Records for processing |
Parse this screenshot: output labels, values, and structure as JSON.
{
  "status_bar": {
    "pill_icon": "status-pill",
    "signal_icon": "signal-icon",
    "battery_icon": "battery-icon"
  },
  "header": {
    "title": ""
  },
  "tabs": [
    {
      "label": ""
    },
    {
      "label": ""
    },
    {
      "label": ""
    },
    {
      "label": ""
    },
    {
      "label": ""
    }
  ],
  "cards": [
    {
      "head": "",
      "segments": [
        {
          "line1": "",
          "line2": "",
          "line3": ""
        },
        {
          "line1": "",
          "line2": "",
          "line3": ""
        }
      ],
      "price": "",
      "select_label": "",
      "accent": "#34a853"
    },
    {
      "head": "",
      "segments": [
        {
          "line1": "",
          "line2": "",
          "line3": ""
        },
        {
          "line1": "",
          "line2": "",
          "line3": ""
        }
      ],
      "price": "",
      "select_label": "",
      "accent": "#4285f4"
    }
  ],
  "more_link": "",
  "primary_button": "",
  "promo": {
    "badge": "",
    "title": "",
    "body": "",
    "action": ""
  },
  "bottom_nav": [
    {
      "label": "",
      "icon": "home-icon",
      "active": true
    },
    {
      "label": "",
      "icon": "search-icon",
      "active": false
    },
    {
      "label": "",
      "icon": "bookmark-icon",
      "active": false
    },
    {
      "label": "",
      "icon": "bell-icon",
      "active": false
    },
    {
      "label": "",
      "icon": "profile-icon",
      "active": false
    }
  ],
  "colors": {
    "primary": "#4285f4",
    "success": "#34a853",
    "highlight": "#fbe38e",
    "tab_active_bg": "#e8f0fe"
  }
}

What the task requires |
From the listing above, extract every line exactly as it stands.

Solution to this problem |
Parse this screenshot: output labels, values, and structure as JSON.
{
  "status_bar": {
    "pill_icon": "status-pill",
    "signal_icon": "signal-icon",
    "battery_icon": "battery-icon"
  },
  "header": {
    "title": ""
  },
  "tabs": [
    {
      "label": ""
    },
    {
      "label": ""
    },
    {
      "label": ""
    },
    {
      "label": ""
    },
    {
      "label": ""
    }
  ],
  "cards": [
    {
      "head": "",
      "segments": [
        {
          "line1": "",
          "line2": "",
          "line3": ""
        },
        {
          "line1": "",
          "line2": "",
          "line3": ""
        }
      ],
      "price": "",
      "select_label": "",
      "accent": "#34a853"
    },
    {
      "head": "",
      "segments": [
        {
          "line1": "",
          "line2": "",
          "line3": ""
        },
        {
          "line1": "",
          "line2": "",
          "line3": ""
        }
      ],
      "price": "",
      "select_label": "",
      "accent": "#4285f4"
    }
  ],
  "more_link": "",
  "primary_button": "",
  "promo": {
    "badge": "",
    "title": "",
    "body": "",
    "action": ""
  },
  "bottom_nav": [
    {
      "label": "",
      "icon": "home-icon",
      "active": true
    },
    {
      "label": "",
      "icon": "search-icon",
      "active": false
    },
    {
      "label": "",
      "icon": "bookmark-icon",
      "active": false
    },
    {
      "label": "",
      "icon": "bell-icon",
      "active": false
    },
    {
      "label": "",
      "icon": "profile-icon",
      "active": false
    }
  ],
  "colors": {
    "primary": "#4285f4",
    "success": "#34a853",
    "highlight": "#fbe38e",
    "tab_active_bg": "#e8f0fe"
  }
}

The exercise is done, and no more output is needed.